# GIVEN INSTRUCTION
Identify each line holding the string "length" and copy it.

## START RAW DATA

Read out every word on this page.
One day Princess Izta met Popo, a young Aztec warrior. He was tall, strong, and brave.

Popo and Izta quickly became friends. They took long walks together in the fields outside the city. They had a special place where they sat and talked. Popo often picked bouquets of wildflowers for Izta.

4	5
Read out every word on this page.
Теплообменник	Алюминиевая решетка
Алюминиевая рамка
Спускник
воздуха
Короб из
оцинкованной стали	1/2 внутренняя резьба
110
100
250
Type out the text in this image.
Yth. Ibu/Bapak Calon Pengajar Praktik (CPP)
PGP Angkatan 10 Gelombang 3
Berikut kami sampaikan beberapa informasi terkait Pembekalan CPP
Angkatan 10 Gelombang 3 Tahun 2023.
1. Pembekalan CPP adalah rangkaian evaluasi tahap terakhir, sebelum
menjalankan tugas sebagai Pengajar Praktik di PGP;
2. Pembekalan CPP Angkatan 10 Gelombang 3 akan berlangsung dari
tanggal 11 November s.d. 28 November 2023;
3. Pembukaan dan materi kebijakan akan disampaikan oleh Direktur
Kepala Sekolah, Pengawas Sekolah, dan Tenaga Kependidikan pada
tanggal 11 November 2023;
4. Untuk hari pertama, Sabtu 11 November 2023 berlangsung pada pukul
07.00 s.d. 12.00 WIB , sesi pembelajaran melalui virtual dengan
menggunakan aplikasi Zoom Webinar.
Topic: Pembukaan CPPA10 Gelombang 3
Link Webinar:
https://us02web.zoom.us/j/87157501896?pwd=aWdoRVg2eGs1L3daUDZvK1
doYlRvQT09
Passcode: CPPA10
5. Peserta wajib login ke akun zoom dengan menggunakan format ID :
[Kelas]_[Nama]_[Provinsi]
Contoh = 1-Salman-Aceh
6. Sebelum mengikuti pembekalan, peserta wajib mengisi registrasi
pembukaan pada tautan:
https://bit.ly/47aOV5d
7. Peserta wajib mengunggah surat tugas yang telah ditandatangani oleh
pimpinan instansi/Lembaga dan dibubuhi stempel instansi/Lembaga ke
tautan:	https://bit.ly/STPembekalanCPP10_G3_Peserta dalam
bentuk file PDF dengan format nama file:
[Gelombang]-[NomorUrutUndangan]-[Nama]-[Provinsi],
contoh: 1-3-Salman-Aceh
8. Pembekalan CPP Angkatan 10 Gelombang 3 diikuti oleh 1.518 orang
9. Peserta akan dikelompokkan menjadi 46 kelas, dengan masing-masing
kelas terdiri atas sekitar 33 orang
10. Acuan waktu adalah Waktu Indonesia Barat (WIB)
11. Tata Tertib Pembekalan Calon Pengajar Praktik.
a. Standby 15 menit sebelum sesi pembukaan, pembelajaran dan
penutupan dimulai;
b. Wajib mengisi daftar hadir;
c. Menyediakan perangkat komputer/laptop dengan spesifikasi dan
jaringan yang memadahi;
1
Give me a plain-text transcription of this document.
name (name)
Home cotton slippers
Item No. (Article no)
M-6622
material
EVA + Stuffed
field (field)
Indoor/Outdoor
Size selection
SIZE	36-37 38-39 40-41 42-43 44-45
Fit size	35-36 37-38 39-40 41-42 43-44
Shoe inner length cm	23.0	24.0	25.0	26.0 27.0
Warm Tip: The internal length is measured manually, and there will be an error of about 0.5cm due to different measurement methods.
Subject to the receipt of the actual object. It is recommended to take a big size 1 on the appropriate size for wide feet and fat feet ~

## END RAW DATA

# THE OUTPUT
Shoe inner length cm	23.0	24.0	25.0	26.0 27.0
Warm Tip: The internal length is measured manually, and there will be an error of about 0.5cm due to different measurement methods.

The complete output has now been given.